** BEGIN **

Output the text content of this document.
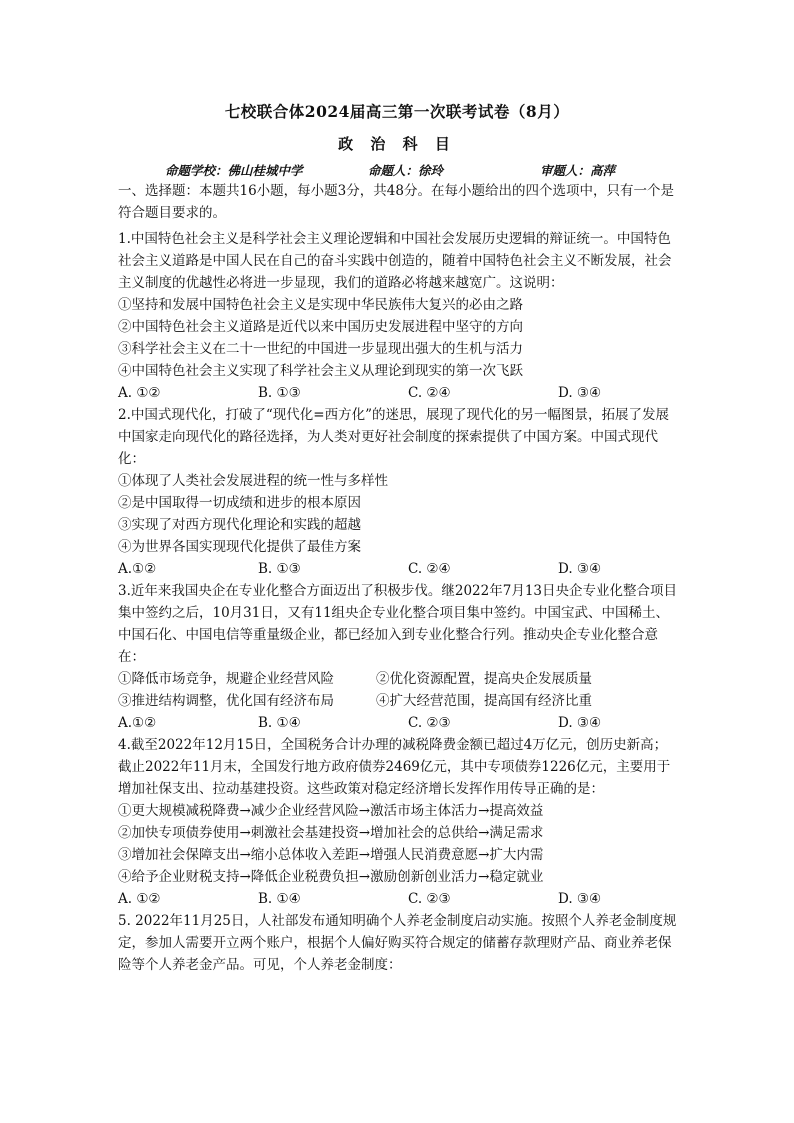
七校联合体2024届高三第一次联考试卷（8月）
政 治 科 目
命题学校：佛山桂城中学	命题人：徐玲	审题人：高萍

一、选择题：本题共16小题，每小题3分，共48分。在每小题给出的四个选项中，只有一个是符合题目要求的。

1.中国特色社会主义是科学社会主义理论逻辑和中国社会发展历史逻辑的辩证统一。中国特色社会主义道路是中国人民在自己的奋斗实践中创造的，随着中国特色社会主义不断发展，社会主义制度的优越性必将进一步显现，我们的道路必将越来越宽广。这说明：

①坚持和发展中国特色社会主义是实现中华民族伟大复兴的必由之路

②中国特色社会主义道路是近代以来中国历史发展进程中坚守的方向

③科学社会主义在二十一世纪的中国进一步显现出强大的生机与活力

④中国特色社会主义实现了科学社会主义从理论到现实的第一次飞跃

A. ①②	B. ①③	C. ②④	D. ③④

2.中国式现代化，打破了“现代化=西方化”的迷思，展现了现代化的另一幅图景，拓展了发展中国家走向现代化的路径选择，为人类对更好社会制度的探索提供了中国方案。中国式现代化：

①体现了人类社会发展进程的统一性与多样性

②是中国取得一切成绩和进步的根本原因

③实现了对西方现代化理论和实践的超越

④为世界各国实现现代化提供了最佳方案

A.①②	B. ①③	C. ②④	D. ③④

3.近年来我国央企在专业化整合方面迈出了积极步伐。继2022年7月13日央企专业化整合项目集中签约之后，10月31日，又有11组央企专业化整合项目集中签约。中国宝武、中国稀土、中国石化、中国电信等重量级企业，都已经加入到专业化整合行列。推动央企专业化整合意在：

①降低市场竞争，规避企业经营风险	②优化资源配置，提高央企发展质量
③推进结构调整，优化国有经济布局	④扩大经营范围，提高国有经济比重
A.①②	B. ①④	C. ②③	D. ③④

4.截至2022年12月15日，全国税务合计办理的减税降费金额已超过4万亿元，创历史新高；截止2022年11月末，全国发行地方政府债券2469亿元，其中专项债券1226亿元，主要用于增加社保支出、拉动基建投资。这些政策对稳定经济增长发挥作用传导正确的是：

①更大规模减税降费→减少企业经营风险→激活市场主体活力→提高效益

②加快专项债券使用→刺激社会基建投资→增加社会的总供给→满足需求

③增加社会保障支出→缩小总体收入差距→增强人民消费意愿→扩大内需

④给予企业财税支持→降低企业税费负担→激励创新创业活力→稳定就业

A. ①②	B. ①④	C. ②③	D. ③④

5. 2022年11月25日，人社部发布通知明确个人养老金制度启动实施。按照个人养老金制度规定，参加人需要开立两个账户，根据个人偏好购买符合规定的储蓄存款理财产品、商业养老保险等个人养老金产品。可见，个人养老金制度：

** END **
** BEGIN **

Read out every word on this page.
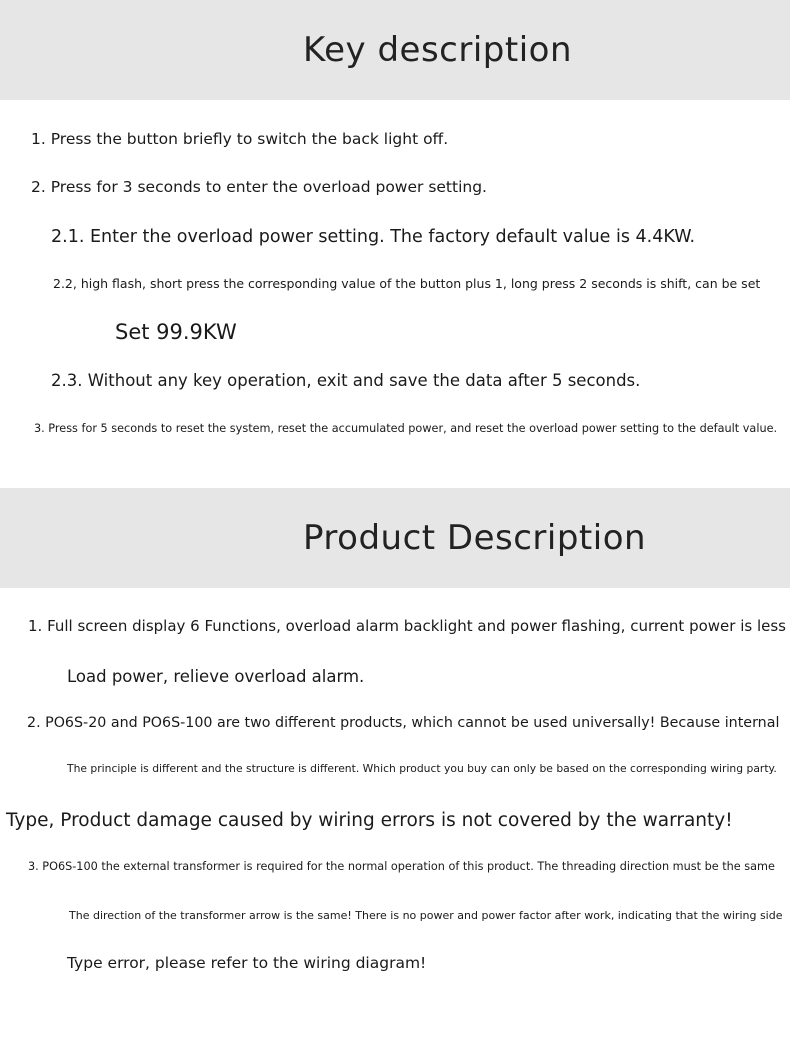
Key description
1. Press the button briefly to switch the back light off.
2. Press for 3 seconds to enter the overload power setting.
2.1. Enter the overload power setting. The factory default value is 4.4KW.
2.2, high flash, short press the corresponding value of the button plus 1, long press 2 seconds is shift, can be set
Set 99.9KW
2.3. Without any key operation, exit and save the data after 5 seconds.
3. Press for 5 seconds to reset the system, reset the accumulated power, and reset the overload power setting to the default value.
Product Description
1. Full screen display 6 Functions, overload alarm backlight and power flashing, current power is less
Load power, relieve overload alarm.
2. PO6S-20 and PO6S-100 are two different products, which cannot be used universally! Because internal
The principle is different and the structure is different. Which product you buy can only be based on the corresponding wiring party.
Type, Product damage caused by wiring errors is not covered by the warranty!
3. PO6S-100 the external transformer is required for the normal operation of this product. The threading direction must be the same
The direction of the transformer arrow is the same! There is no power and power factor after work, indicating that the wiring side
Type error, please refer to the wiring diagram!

** END **
** BEGIN **

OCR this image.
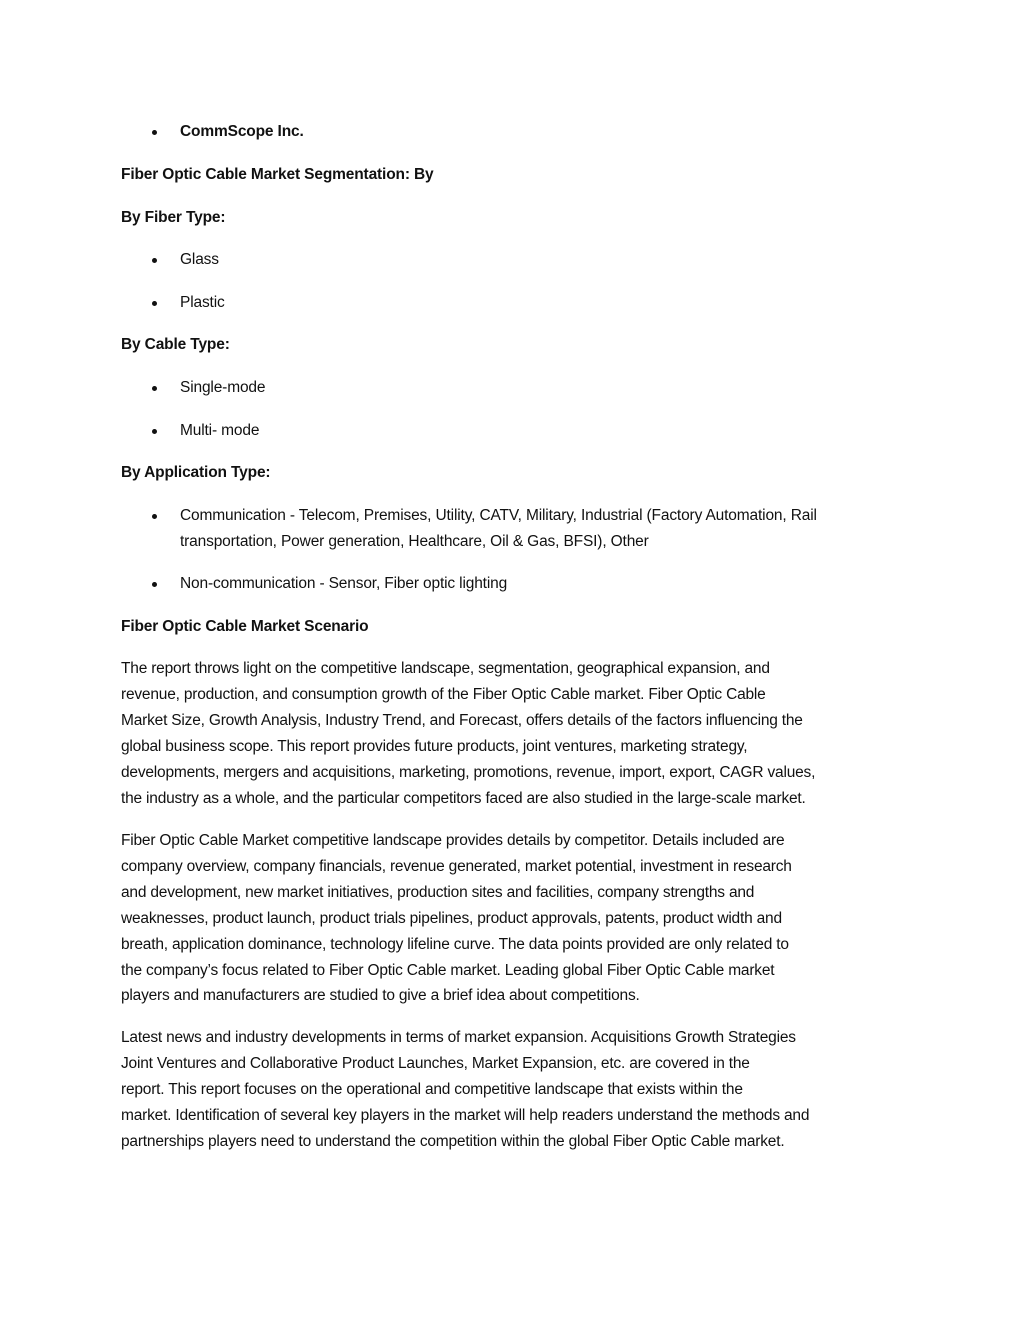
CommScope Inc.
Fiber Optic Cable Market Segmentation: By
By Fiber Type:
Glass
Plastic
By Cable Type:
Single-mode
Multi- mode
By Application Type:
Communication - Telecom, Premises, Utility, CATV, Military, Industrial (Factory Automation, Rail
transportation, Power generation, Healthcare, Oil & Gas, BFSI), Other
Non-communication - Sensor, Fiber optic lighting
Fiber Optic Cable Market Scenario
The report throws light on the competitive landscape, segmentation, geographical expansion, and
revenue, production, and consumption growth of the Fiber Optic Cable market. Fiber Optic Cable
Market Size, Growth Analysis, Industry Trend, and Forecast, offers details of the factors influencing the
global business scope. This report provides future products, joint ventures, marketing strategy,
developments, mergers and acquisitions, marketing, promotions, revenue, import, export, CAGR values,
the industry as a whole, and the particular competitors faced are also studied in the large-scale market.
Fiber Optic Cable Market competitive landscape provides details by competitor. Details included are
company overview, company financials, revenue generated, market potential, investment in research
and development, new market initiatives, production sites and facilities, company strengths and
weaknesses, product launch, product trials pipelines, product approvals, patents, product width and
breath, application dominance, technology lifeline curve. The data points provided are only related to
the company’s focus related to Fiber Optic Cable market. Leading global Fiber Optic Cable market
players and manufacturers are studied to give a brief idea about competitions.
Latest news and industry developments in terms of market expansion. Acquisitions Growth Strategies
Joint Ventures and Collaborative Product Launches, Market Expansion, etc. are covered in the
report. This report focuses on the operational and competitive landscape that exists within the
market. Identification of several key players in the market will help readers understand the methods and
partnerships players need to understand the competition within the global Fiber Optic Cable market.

** END **

• [Written exercise]
Using the entries above, find all lines with "corresponding". Copy them.

• [Answer to the problem]
2.2, high flash, short press the corresponding value of the button plus 1, long press 2 seconds is shift, can be set
The principle is different and the structure is different. Which product you buy can only be based on the corresponding wiring party.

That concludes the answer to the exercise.